## Task input
━━━━━━━━━━

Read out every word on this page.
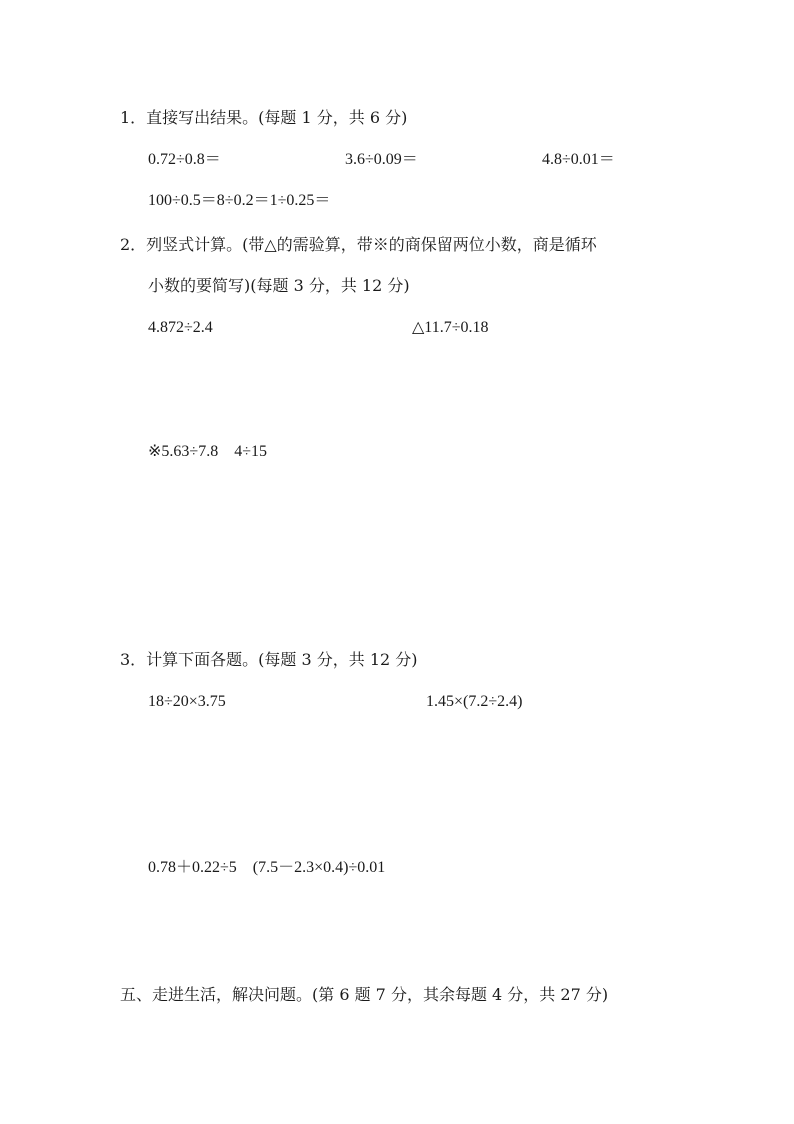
1．直接写出结果。(每题 1 分，共 6 分)
0.72÷0.8＝	3.6÷0.09＝	4.8÷0.01＝
100÷0.5＝8÷0.2＝1÷0.25＝
2．列竖式计算。(带△的需验算，带※的商保留两位小数，商是循环
小数的要简写)(每题 3 分，共 12 分)
4.872÷2.4	△11.7÷0.18
※5.63÷7.8　4÷15
3．计算下面各题。(每题 3 分，共 12 分)
18÷20×3.75	1.45×(7.2÷2.4)
0.78＋0.22÷5　(7.5－2.3×0.4)÷0.01
五、走进生活，解决问题。(第 6 题 7 分，其余每题 4 分，共 27 分)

━━━━━━━━━━

## Prompt
Make an exact copy of every record, pictures excluded.

## Exercise solution
Read out every word on this page.
1．直接写出结果。(每题 1 分，共 6 分)
0.72÷0.8＝	3.6÷0.09＝	4.8÷0.01＝
100÷0.5＝8÷0.2＝1÷0.25＝
2．列竖式计算。(带△的需验算，带※的商保留两位小数，商是循环
小数的要简写)(每题 3 分，共 12 分)
4.872÷2.4	△11.7÷0.18
※5.63÷7.8　4÷15
3．计算下面各题。(每题 3 分，共 12 分)
18÷20×3.75	1.45×(7.2÷2.4)
0.78＋0.22÷5　(7.5－2.3×0.4)÷0.01
五、走进生活，解决问题。(第 6 题 7 分，其余每题 4 分，共 27 分)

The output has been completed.